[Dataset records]
start

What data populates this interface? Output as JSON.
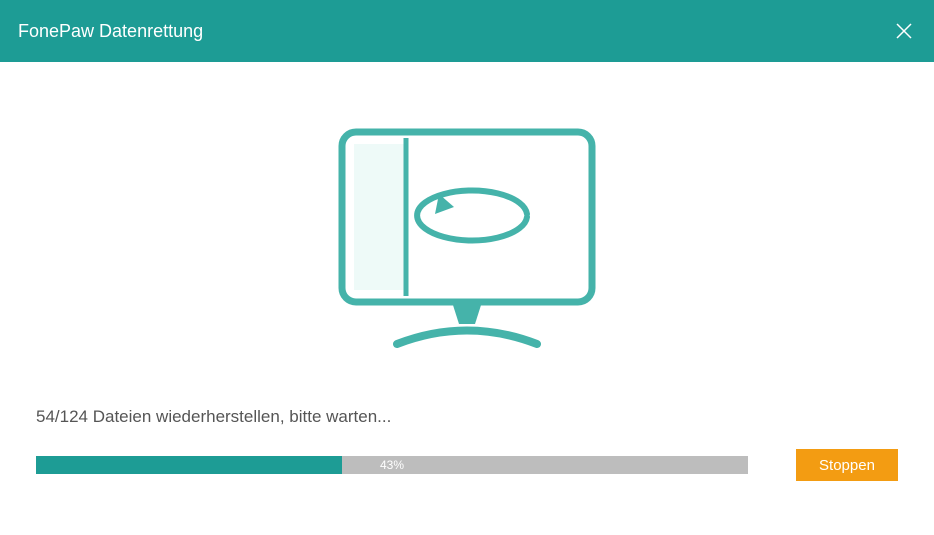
{
  "titlebar": {
    "app_title": "FonePaw Datenrettung"
  },
  "progress": {
    "status_text": "54/124 Dateien wiederherstellen, bitte warten...",
    "percent_label": "43%",
    "percent_value": 43
  },
  "buttons": {
    "stop_label": "Stoppen"
  },
  "colors": {
    "accent": "#1d9c95",
    "button": "#f39c12"
  }
}
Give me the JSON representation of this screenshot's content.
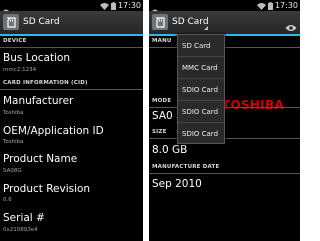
{
  "status": {
    "time": "17:30"
  },
  "left": {
    "title": "SD Card",
    "sections": {
      "device": "DEVICE",
      "card_info": "CARD INFORMATION (CID)"
    },
    "items": [
      {
        "label": "Bus Location",
        "value": "mmc2:1234"
      },
      {
        "label": "Manufacturer",
        "value": "Toshiba"
      },
      {
        "label": "OEM/Application ID",
        "value": "Toshiba"
      },
      {
        "label": "Product Name",
        "value": "SA08G"
      },
      {
        "label": "Product Revision",
        "value": "0.6"
      },
      {
        "label": "Serial #",
        "value": "0x210893e4"
      }
    ]
  },
  "right": {
    "title": "SD Card",
    "sections": {
      "manufacturer": "MANU",
      "model": "MODE",
      "size": "SIZE",
      "manufacture_date": "MANUFACTURE DATE"
    },
    "logo_text": "TOSHIBA",
    "model_value": "SA0",
    "size_value": "8.0 GB",
    "manufacture_date_value": "Sep 2010",
    "dropdown": [
      "SD Card",
      "MMC Card",
      "SDIO Card",
      "SDIO Card",
      "SDIO Card"
    ]
  },
  "colors": {
    "accent": "#33b5e5",
    "brand_red": "#cc0000",
    "background": "#000000"
  },
  "icons": [
    "android-debug-icon",
    "sd-card-icon",
    "wifi-icon",
    "battery-icon",
    "eye-icon"
  ]
}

end

[WRITTEN EXERCISE]
Leave out the pictures and retype every line above exactly.

[THE ANSWER]
What data populates this interface? Output as JSON.
{
  "titlebar": {
    "app_title": "FonePaw Datenrettung"
  },
  "progress": {
    "status_text": "54/124 Dateien wiederherstellen, bitte warten...",
    "percent_label": "43%",
    "percent_value": 43
  },
  "buttons": {
    "stop_label": "Stoppen"
  },
  "colors": {
    "accent": "#1d9c95",
    "button": "#f39c12"
  }
}
Give me the JSON representation of this screenshot's content.
{
  "status": {
    "time": "17:30"
  },
  "left": {
    "title": "SD Card",
    "sections": {
      "device": "DEVICE",
      "card_info": "CARD INFORMATION (CID)"
    },
    "items": [
      {
        "label": "Bus Location",
        "value": "mmc2:1234"
      },
      {
        "label": "Manufacturer",
        "value": "Toshiba"
      },
      {
        "label": "OEM/Application ID",
        "value": "Toshiba"
      },
      {
        "label": "Product Name",
        "value": "SA08G"
      },
      {
        "label": "Product Revision",
        "value": "0.6"
      },
      {
        "label": "Serial #",
        "value": "0x210893e4"
      }
    ]
  },
  "right": {
    "title": "SD Card",
    "sections": {
      "manufacturer": "MANU",
      "model": "MODE",
      "size": "SIZE",
      "manufacture_date": "MANUFACTURE DATE"
    },
    "logo_text": "TOSHIBA",
    "model_value": "SA0",
    "size_value": "8.0 GB",
    "manufacture_date_value": "Sep 2010",
    "dropdown": [
      "SD Card",
      "MMC Card",
      "SDIO Card",
      "SDIO Card",
      "SDIO Card"
    ]
  },
  "colors": {
    "accent": "#33b5e5",
    "brand_red": "#cc0000",
    "background": "#000000"
  },
  "icons": [
    "android-debug-icon",
    "sd-card-icon",
    "wifi-icon",
    "battery-icon",
    "eye-icon"
  ]
}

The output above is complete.